--- start of DATASET ENTRIES ---
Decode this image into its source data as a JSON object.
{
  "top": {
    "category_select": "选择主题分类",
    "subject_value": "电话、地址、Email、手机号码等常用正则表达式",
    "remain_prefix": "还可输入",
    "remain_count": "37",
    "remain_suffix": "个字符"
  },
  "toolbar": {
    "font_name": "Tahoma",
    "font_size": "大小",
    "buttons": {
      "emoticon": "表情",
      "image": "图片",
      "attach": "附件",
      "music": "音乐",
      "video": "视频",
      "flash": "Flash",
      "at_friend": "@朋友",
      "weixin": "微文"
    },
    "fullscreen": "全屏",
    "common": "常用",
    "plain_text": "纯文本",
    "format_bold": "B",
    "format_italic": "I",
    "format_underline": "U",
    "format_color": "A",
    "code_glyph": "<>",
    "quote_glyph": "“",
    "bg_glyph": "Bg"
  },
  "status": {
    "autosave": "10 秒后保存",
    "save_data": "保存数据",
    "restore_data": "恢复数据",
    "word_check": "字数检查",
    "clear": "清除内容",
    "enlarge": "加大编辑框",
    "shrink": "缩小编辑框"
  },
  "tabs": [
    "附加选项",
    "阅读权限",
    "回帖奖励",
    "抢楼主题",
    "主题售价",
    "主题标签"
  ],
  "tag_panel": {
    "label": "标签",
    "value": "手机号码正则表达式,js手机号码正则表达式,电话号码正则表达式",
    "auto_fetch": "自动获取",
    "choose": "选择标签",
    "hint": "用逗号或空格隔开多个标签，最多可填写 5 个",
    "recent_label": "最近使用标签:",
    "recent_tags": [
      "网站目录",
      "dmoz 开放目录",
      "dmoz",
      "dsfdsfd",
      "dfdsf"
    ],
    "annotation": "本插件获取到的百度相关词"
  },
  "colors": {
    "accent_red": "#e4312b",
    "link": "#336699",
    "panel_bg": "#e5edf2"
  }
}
--- end of DATASET ENTRIES ---
**EXERCISE:** Quote all of the entries exactly as they appear.

**PROBLEM SOLUTION:**
Decode this image into its source data as a JSON object.
{
  "top": {
    "category_select": "选择主题分类",
    "subject_value": "电话、地址、Email、手机号码等常用正则表达式",
    "remain_prefix": "还可输入",
    "remain_count": "37",
    "remain_suffix": "个字符"
  },
  "toolbar": {
    "font_name": "Tahoma",
    "font_size": "大小",
    "buttons": {
      "emoticon": "表情",
      "image": "图片",
      "attach": "附件",
      "music": "音乐",
      "video": "视频",
      "flash": "Flash",
      "at_friend": "@朋友",
      "weixin": "微文"
    },
    "fullscreen": "全屏",
    "common": "常用",
    "plain_text": "纯文本",
    "format_bold": "B",
    "format_italic": "I",
    "format_underline": "U",
    "format_color": "A",
    "code_glyph": "<>",
    "quote_glyph": "“",
    "bg_glyph": "Bg"
  },
  "status": {
    "autosave": "10 秒后保存",
    "save_data": "保存数据",
    "restore_data": "恢复数据",
    "word_check": "字数检查",
    "clear": "清除内容",
    "enlarge": "加大编辑框",
    "shrink": "缩小编辑框"
  },
  "tabs": [
    "附加选项",
    "阅读权限",
    "回帖奖励",
    "抢楼主题",
    "主题售价",
    "主题标签"
  ],
  "tag_panel": {
    "label": "标签",
    "value": "手机号码正则表达式,js手机号码正则表达式,电话号码正则表达式",
    "auto_fetch": "自动获取",
    "choose": "选择标签",
    "hint": "用逗号或空格隔开多个标签，最多可填写 5 个",
    "recent_label": "最近使用标签:",
    "recent_tags": [
      "网站目录",
      "dmoz 开放目录",
      "dmoz",
      "dsfdsfd",
      "dfdsf"
    ],
    "annotation": "本插件获取到的百度相关词"
  },
  "colors": {
    "accent_red": "#e4312b",
    "link": "#336699",
    "panel_bg": "#e5edf2"
  }
}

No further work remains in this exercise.